— START Excerpted data —

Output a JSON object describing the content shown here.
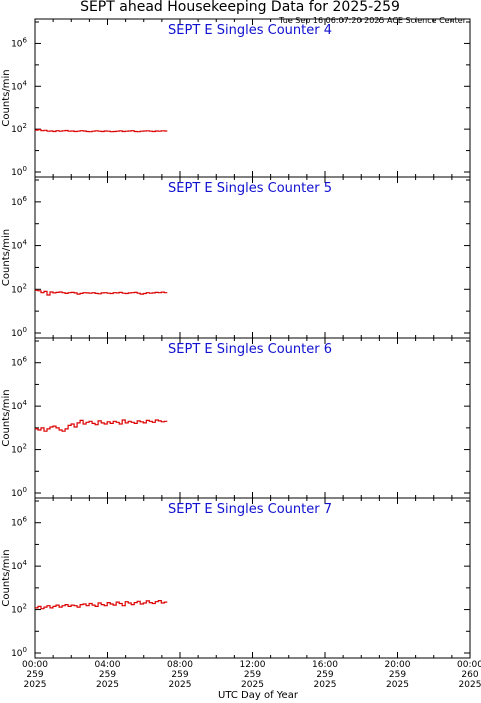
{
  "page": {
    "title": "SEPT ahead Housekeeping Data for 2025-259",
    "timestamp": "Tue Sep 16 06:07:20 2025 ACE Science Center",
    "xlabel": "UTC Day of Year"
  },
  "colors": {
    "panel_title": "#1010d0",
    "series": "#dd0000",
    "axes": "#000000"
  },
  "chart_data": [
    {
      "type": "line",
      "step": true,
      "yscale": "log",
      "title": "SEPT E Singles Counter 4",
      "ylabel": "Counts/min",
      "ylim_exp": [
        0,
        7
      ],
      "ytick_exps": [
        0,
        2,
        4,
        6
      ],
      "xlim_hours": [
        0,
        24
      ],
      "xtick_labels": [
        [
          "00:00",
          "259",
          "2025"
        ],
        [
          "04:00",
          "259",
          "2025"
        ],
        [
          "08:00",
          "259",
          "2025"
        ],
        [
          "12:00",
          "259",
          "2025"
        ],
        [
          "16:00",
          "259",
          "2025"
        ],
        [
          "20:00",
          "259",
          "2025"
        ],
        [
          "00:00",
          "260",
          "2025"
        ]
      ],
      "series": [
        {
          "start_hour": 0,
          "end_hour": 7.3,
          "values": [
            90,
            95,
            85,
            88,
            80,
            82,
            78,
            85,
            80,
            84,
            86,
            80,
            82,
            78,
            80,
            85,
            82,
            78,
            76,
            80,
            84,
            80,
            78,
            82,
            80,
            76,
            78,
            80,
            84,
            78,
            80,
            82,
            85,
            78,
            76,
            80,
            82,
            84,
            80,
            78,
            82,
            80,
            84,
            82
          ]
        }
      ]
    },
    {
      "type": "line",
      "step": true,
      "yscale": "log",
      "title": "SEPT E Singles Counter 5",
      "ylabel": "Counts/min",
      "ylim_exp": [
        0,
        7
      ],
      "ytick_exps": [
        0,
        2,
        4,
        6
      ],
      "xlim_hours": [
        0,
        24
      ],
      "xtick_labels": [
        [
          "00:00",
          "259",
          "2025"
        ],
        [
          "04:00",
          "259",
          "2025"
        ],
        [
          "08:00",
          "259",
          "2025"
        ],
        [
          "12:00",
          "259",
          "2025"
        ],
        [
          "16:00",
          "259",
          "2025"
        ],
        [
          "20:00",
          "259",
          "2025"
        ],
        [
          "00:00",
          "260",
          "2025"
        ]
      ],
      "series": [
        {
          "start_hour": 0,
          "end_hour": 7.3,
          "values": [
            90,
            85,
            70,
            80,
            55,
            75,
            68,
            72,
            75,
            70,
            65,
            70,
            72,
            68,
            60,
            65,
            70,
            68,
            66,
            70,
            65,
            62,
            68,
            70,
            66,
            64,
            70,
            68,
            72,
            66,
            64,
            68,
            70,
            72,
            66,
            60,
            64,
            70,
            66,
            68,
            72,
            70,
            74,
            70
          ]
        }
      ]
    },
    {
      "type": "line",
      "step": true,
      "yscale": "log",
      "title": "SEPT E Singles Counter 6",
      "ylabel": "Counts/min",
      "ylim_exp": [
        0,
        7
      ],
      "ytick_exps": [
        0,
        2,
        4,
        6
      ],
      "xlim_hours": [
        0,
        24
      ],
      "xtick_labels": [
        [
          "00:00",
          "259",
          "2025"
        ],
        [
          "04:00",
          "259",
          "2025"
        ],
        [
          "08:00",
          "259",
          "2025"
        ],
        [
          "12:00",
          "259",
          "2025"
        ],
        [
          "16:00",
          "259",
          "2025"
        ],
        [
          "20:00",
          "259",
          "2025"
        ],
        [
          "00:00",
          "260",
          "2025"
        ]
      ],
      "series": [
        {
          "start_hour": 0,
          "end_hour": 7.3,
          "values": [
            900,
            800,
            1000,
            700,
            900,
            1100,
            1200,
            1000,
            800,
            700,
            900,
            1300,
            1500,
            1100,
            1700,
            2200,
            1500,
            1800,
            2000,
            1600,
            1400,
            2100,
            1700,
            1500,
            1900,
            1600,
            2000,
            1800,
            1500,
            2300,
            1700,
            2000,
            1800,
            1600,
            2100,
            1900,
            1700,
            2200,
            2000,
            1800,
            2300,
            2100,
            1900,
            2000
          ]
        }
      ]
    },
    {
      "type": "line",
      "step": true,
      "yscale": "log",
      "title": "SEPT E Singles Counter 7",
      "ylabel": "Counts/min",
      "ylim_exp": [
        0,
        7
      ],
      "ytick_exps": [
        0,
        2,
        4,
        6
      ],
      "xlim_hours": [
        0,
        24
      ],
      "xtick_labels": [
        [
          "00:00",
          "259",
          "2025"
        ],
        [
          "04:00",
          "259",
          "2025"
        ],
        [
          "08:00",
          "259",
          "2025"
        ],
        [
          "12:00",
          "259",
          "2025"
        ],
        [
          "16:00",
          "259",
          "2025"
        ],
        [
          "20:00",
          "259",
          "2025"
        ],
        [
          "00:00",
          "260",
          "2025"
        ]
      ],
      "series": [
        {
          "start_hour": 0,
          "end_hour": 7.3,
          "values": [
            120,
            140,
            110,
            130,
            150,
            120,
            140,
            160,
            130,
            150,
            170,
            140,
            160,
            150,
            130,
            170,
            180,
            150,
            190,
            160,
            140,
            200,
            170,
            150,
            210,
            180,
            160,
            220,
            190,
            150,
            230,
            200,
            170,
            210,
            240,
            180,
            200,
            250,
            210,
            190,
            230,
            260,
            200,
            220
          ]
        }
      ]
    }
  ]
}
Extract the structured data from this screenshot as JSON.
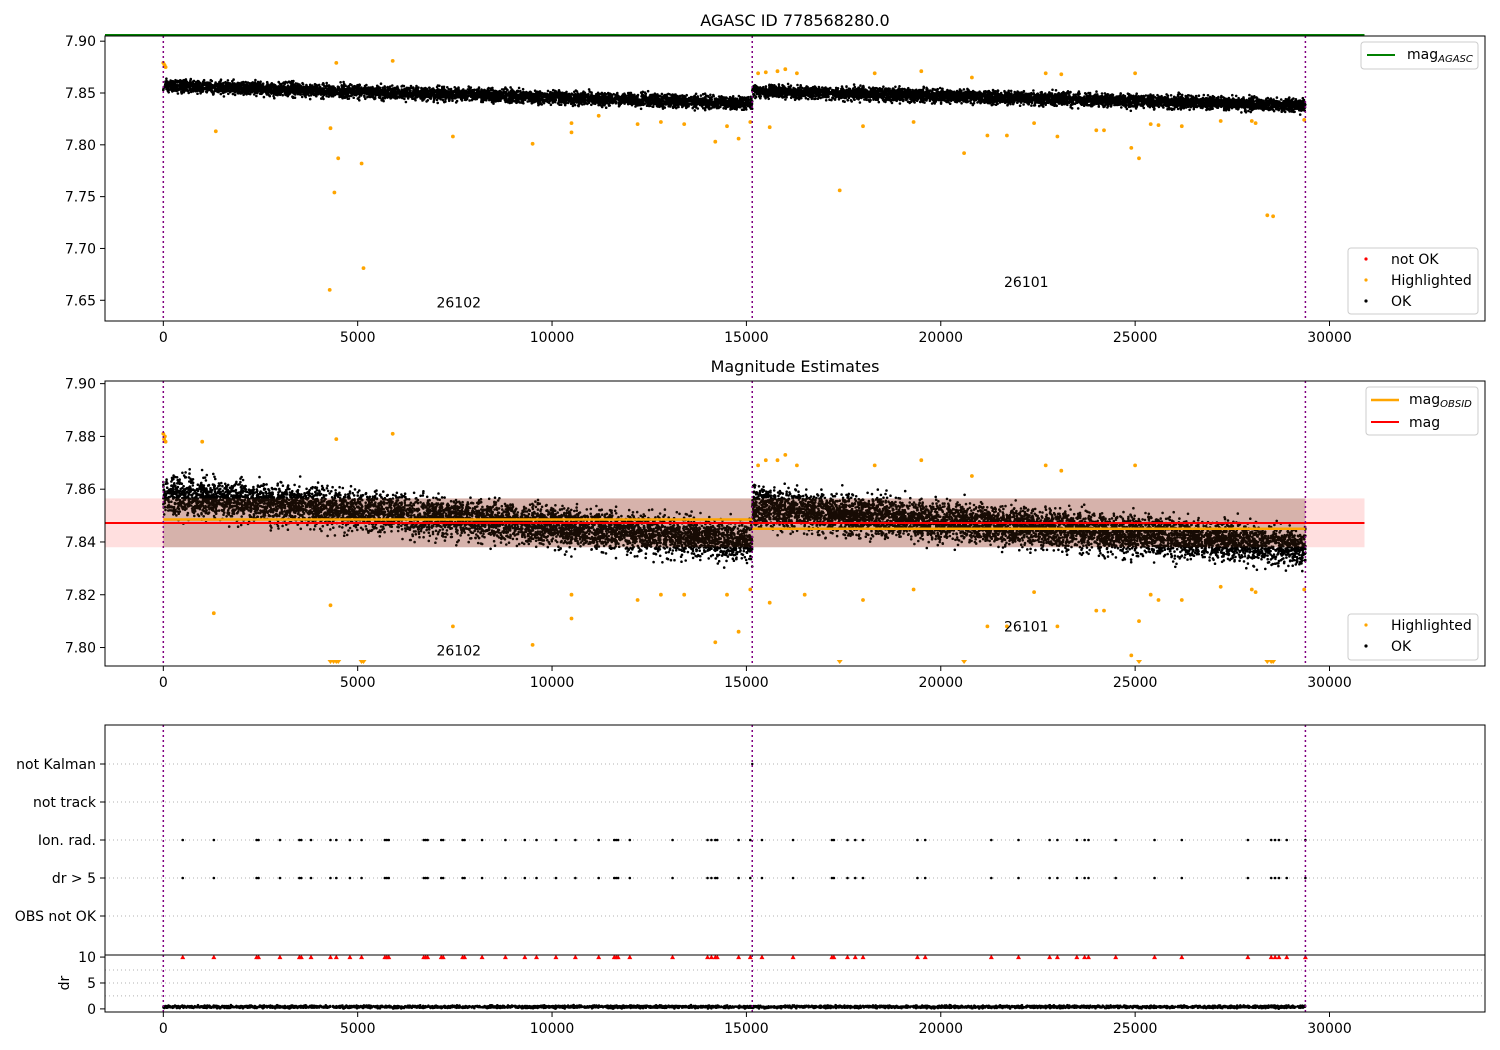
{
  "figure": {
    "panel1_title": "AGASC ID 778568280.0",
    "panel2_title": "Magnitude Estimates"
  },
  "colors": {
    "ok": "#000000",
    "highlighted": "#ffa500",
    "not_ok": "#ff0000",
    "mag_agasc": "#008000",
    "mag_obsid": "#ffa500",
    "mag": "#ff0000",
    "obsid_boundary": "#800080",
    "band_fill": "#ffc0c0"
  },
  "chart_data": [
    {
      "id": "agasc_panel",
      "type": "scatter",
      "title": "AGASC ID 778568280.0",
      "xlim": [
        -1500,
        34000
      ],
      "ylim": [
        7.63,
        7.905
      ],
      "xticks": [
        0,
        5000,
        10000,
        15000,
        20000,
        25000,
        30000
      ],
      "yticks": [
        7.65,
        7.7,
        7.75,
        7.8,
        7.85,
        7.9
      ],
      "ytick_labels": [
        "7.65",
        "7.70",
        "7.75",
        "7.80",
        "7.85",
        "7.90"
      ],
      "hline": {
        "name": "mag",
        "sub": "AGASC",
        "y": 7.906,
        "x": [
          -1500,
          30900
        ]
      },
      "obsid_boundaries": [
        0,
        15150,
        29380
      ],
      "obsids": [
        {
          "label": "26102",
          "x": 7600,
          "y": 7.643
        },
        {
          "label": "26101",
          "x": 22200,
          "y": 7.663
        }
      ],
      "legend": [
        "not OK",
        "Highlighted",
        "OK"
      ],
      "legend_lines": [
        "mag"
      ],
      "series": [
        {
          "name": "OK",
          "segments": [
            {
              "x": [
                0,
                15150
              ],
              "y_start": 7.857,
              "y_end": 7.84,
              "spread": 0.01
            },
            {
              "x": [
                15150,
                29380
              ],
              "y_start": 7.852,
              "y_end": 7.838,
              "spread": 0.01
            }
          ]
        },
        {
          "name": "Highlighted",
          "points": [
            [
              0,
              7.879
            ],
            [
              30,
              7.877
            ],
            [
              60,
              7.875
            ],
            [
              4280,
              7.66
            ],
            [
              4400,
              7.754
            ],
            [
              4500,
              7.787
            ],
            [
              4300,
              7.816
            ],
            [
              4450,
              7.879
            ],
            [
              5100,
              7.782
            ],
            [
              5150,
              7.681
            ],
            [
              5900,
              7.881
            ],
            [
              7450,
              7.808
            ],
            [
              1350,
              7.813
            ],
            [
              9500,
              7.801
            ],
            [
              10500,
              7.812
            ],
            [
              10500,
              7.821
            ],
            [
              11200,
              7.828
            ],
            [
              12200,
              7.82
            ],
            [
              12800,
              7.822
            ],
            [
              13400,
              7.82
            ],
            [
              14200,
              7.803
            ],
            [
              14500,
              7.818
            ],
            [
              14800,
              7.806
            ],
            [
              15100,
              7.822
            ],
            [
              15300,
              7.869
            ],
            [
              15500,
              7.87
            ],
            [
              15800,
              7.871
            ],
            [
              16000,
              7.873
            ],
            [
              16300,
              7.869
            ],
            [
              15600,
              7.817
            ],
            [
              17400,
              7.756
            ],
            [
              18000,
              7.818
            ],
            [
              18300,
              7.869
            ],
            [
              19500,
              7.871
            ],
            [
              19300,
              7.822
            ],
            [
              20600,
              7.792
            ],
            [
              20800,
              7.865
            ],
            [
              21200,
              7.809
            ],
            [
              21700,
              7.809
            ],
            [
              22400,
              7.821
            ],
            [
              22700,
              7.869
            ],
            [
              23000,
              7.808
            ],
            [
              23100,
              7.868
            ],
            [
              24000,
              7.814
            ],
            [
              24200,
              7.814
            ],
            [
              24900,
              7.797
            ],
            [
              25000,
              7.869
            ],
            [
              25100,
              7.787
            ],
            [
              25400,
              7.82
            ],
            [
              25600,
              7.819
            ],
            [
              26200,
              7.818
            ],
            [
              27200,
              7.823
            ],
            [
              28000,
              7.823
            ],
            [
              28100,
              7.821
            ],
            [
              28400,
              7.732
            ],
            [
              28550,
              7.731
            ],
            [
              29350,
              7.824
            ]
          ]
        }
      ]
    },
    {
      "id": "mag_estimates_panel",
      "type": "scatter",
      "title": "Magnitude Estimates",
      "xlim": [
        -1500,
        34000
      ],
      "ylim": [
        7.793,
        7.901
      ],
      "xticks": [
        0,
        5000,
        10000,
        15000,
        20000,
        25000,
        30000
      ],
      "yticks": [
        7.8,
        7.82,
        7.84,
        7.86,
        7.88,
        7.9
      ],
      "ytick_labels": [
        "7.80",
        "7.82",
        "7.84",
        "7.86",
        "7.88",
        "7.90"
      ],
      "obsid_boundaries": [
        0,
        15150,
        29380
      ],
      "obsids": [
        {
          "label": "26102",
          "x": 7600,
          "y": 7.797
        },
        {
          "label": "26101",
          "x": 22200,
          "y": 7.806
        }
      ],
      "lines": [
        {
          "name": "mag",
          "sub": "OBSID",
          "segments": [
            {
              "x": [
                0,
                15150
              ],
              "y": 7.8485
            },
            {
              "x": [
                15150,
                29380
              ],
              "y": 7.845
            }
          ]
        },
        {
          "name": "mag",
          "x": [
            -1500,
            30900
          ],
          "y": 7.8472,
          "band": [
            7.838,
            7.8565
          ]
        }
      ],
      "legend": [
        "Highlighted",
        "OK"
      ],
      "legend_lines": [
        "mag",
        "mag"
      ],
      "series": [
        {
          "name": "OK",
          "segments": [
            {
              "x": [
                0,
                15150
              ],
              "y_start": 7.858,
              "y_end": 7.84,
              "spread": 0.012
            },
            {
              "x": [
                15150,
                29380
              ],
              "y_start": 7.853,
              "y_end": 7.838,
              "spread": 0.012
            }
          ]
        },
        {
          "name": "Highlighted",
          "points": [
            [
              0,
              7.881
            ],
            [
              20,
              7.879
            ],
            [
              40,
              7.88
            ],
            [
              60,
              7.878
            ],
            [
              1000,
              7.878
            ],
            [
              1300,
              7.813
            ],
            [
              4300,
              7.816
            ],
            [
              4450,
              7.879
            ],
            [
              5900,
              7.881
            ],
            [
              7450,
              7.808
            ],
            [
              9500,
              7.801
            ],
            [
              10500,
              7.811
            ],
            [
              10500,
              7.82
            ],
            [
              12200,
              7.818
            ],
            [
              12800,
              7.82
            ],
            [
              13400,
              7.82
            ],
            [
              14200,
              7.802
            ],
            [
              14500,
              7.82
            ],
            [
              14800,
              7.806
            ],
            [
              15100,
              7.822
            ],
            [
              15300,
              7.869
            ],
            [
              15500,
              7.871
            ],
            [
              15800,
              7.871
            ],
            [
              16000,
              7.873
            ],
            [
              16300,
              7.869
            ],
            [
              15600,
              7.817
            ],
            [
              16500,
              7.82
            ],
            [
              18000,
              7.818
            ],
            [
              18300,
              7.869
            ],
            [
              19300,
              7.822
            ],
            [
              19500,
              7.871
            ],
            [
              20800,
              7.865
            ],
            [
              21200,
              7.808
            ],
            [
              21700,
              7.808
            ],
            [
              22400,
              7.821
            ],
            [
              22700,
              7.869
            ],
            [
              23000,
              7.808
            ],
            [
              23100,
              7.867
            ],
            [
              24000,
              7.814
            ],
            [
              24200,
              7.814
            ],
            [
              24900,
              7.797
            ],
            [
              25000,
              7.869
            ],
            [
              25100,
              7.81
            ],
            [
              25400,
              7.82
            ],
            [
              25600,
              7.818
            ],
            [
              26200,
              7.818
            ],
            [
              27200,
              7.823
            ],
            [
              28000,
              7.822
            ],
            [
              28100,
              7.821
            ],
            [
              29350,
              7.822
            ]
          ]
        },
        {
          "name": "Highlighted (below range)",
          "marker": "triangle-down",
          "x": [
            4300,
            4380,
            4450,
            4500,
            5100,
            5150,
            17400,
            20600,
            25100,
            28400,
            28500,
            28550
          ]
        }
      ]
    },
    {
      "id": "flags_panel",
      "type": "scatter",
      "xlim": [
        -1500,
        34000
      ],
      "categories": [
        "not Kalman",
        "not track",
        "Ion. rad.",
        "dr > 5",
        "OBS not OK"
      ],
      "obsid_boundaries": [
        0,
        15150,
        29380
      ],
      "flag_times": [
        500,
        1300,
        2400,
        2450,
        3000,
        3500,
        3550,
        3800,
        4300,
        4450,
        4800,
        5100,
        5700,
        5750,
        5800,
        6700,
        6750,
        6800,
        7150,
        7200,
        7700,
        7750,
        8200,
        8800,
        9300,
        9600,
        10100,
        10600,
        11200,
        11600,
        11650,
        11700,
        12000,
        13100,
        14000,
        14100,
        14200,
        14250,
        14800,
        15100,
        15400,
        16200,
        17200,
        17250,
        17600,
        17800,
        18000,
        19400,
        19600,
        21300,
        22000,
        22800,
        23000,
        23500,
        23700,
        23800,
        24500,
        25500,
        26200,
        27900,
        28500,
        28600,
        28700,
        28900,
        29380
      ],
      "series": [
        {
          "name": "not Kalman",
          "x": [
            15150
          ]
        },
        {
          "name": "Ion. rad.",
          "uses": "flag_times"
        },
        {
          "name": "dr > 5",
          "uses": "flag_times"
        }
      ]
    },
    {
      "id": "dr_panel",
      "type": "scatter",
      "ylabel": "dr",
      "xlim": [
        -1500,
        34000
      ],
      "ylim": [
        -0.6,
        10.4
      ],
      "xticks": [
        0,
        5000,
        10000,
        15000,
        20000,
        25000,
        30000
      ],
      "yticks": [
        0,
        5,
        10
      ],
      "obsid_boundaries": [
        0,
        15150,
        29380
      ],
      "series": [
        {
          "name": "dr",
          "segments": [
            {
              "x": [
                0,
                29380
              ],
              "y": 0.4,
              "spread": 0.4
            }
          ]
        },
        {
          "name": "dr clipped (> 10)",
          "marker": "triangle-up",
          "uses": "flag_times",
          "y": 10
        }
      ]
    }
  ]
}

— END Excerpted data —

Return all lines containing "JSON".

Output a JSON object describing the content shown here.
Extract the structured data from this screenshot as JSON.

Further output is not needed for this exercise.